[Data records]
————

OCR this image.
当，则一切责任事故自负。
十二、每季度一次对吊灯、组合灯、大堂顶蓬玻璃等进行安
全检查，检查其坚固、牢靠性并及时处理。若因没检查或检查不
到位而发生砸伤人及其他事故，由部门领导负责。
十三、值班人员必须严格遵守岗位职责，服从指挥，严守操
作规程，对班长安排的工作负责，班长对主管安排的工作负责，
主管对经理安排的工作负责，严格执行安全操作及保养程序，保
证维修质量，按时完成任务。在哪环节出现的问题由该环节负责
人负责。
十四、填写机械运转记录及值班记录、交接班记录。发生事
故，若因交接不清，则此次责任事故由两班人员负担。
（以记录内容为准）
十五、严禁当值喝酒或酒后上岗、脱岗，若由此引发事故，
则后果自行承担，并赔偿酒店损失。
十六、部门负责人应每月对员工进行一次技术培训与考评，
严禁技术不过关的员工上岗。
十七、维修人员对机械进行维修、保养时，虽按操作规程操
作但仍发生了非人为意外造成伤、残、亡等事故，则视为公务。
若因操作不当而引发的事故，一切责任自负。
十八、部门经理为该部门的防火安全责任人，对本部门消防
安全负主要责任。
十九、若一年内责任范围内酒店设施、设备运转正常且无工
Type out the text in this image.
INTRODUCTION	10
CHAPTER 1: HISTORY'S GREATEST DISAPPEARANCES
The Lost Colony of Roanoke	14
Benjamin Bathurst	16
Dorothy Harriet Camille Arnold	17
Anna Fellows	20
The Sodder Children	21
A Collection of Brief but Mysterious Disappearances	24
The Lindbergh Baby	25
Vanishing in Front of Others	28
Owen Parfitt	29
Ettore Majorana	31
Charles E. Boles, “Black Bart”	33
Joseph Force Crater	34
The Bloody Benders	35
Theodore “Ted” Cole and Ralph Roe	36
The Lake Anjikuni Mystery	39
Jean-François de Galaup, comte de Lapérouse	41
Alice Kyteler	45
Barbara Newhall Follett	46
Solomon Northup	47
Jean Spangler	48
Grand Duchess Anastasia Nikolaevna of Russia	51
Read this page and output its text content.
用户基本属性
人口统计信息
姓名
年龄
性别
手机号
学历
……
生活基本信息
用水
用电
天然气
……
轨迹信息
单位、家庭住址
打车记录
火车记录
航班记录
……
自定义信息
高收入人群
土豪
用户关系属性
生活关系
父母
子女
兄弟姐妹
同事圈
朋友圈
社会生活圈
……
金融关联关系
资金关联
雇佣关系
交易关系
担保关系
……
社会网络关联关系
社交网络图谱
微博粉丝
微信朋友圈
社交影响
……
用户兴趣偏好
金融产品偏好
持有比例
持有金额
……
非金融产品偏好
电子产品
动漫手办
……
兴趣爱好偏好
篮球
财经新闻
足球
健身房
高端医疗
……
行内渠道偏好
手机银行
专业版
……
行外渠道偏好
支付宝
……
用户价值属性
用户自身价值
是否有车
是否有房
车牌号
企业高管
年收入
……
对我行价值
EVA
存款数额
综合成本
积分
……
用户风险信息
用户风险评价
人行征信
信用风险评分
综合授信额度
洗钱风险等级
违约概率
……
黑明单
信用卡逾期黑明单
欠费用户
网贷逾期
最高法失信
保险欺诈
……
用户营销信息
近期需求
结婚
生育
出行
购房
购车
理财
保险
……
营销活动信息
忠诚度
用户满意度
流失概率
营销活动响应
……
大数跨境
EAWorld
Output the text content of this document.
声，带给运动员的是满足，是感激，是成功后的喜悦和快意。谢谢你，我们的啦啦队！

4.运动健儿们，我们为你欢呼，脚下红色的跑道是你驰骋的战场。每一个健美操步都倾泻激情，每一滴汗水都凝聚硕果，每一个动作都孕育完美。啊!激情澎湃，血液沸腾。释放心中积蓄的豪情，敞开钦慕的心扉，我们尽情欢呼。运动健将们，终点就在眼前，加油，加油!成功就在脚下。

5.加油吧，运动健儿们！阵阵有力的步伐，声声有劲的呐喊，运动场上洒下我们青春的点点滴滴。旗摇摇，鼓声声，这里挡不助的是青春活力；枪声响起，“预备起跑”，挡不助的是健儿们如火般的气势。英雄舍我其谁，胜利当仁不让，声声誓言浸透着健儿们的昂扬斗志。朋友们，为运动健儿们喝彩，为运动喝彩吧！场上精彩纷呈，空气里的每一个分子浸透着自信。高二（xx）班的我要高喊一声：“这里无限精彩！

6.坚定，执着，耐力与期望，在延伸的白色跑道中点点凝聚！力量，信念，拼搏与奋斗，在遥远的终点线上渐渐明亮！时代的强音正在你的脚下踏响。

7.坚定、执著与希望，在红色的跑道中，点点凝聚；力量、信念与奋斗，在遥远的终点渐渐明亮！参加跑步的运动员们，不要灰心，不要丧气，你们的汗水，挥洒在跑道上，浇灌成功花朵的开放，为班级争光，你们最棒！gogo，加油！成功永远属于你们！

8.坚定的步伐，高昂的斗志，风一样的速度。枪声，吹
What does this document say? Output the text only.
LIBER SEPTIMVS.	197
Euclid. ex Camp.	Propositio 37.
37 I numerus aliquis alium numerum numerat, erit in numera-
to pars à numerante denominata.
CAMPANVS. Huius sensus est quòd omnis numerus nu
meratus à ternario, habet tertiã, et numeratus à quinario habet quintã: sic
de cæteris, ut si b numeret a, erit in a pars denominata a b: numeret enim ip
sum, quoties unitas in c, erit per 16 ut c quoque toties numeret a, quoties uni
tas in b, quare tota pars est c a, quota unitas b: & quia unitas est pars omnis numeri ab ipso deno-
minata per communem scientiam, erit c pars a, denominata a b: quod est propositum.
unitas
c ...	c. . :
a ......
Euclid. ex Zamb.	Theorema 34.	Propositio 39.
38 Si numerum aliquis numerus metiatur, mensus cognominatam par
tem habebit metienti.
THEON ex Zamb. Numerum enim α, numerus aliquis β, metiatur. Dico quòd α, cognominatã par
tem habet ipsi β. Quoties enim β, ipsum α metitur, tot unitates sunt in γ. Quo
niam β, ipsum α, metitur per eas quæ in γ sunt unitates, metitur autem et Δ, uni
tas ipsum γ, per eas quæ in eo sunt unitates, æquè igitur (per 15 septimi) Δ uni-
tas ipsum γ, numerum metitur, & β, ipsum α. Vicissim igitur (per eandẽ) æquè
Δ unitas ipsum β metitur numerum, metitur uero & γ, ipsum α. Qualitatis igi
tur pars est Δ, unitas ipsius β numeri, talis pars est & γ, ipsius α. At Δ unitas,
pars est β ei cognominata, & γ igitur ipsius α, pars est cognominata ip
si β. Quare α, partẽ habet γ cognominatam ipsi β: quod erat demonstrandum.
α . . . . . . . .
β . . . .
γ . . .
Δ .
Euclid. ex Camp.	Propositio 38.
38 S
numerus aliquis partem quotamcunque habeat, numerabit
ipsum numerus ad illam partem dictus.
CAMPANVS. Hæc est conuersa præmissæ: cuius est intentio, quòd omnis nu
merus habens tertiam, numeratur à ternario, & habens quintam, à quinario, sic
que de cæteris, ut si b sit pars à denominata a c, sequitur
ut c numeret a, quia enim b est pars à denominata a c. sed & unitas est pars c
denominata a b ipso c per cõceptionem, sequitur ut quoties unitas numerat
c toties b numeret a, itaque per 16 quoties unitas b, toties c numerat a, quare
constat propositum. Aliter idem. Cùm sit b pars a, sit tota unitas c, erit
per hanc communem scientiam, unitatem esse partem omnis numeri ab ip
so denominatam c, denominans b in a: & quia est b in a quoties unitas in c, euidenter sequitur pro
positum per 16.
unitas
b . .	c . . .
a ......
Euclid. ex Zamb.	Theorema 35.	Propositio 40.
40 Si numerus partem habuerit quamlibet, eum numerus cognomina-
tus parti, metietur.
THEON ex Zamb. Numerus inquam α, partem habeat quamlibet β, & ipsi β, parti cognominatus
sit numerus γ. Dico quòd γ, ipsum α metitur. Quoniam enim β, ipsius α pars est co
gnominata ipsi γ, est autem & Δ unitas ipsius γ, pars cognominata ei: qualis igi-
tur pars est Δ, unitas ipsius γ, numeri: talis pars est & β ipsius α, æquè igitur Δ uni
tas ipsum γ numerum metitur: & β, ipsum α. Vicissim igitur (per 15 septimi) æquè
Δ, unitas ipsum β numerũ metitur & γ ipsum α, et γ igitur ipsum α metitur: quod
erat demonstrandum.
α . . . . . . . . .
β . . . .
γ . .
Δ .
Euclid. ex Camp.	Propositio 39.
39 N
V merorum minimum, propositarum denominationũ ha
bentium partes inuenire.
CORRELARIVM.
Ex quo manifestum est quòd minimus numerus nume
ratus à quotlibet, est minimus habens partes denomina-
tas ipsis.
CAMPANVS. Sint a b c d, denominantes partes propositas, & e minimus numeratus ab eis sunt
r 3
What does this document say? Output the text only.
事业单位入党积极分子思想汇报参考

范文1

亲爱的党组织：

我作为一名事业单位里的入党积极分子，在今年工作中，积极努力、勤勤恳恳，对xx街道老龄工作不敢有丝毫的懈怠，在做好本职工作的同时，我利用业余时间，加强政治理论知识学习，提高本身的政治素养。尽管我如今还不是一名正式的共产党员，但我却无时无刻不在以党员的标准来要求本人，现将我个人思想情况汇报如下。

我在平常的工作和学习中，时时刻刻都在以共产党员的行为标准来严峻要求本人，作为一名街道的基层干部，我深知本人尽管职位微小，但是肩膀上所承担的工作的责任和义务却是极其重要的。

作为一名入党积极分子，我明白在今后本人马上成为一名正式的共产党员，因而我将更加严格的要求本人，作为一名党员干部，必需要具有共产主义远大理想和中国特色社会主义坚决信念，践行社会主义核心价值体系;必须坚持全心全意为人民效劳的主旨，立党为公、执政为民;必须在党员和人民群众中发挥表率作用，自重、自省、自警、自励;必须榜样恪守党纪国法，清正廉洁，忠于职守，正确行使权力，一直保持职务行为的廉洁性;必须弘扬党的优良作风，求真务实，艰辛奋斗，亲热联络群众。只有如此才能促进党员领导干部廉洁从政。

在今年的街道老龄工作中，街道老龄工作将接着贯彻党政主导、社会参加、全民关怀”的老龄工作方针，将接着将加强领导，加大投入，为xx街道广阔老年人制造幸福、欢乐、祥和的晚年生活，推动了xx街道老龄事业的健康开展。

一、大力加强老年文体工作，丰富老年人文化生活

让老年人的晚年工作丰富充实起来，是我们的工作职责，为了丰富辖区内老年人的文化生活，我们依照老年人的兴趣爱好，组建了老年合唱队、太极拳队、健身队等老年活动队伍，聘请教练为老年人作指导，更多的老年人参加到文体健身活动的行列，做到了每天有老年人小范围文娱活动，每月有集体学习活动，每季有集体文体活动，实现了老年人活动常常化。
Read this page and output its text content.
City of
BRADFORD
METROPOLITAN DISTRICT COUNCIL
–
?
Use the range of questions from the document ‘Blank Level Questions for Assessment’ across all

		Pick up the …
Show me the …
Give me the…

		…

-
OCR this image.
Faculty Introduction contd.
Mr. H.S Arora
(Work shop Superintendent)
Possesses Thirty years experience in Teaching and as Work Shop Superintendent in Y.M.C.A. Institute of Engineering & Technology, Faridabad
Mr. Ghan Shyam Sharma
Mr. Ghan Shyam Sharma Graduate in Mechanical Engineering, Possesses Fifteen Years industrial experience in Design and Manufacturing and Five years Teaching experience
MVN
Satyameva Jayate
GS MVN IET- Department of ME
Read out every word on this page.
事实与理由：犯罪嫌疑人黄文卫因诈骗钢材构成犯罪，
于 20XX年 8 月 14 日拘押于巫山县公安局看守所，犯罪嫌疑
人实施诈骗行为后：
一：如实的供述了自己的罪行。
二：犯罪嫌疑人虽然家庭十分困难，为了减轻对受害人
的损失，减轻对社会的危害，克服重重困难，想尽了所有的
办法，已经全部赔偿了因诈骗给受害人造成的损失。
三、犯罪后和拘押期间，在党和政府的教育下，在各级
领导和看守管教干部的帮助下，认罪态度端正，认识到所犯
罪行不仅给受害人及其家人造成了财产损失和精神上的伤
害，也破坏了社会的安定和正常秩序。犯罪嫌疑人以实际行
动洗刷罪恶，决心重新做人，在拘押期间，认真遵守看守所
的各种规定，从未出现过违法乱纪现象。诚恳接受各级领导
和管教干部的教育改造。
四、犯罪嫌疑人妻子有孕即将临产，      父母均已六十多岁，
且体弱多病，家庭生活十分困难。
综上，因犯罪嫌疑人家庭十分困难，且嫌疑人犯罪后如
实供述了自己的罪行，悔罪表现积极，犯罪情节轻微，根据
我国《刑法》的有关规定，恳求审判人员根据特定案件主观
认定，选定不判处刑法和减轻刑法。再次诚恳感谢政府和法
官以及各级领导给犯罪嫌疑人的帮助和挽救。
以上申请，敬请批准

————

Track down every line holding the string "parti" and copy it.

tus parti, metietur.
THEON ex Zamb. Numerus inquam α, partem habeat quamlibet β, & ipsi β, parti cognominatus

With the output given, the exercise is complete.